** GOAL **
State how many lines in the listing below include the word "ἐργάζονται". Give nothing but the number.

Items listed in a dataset:
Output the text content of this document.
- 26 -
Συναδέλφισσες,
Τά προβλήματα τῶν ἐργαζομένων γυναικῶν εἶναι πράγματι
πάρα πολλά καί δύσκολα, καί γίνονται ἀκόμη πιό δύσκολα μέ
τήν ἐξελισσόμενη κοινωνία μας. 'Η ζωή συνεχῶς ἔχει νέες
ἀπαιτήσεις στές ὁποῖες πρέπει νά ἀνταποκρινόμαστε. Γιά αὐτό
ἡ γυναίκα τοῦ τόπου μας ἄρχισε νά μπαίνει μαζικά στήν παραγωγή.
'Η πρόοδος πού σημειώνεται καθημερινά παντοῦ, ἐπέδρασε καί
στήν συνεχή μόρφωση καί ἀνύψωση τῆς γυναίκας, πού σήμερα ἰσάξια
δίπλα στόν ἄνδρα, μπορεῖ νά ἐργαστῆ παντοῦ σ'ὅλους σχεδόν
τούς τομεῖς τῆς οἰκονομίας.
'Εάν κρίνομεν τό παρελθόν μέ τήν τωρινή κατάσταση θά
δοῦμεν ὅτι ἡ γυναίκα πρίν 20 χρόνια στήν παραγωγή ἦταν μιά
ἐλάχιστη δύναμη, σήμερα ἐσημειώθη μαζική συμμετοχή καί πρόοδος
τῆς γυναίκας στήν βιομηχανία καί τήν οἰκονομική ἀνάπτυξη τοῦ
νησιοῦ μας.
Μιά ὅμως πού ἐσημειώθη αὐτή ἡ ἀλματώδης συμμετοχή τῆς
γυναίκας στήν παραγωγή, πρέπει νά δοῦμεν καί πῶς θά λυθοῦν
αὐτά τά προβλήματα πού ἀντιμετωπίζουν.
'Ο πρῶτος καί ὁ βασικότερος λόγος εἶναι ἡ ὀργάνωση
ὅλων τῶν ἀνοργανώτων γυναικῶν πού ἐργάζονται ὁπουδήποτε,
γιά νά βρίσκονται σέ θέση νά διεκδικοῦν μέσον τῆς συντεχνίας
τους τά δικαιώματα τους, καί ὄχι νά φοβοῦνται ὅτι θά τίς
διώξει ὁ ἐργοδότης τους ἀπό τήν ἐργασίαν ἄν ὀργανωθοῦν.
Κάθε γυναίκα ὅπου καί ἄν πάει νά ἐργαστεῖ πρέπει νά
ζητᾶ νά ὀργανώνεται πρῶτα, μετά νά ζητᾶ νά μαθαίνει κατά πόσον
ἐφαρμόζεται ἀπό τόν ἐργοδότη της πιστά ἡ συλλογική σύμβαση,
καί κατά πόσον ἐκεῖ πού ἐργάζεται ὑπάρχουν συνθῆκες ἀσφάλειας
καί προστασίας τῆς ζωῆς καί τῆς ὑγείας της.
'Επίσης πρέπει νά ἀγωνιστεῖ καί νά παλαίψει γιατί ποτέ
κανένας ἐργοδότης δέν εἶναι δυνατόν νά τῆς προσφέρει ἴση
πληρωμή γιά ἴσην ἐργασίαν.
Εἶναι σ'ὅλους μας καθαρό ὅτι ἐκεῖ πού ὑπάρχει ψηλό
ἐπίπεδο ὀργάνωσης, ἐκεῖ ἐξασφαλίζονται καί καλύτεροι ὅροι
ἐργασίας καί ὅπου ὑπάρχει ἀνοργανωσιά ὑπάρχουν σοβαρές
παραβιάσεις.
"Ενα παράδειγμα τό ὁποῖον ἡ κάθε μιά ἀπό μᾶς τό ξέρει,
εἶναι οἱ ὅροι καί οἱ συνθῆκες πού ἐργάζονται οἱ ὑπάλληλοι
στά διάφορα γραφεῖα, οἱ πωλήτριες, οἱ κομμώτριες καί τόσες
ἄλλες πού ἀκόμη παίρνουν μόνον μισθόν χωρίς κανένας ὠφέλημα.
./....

** CORRECT ANSWER **
2